_Exercise instructions_
Show only lines that include "name".

_Provided data_
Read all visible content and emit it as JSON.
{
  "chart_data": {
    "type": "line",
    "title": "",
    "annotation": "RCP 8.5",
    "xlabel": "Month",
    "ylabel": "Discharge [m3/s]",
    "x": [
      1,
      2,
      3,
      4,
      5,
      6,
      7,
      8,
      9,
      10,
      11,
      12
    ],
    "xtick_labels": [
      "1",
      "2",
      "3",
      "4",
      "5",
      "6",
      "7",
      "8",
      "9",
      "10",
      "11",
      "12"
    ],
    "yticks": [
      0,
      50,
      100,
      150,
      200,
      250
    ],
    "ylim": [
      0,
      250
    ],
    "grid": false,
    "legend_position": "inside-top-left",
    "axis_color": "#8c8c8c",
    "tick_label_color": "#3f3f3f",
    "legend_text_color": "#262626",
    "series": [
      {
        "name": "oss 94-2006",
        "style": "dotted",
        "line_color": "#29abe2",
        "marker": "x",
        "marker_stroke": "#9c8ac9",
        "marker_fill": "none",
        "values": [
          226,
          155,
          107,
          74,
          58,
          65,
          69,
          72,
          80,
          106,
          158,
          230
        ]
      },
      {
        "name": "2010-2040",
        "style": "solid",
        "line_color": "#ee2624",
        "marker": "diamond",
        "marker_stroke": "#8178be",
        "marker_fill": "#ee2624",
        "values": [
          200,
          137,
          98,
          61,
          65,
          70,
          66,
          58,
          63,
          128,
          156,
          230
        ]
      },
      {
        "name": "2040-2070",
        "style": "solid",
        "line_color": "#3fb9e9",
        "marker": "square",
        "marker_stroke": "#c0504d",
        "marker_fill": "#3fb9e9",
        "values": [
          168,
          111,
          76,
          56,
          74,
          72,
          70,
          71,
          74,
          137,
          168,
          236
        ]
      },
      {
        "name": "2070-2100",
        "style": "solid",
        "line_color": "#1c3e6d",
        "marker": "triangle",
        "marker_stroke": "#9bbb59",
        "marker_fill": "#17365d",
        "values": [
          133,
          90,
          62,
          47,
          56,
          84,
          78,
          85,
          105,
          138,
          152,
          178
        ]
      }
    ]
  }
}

_Full answer_
        "name": "oss 94-2006",
        "name": "2010-2040",
        "name": "2040-2070",
        "name": "2070-2100",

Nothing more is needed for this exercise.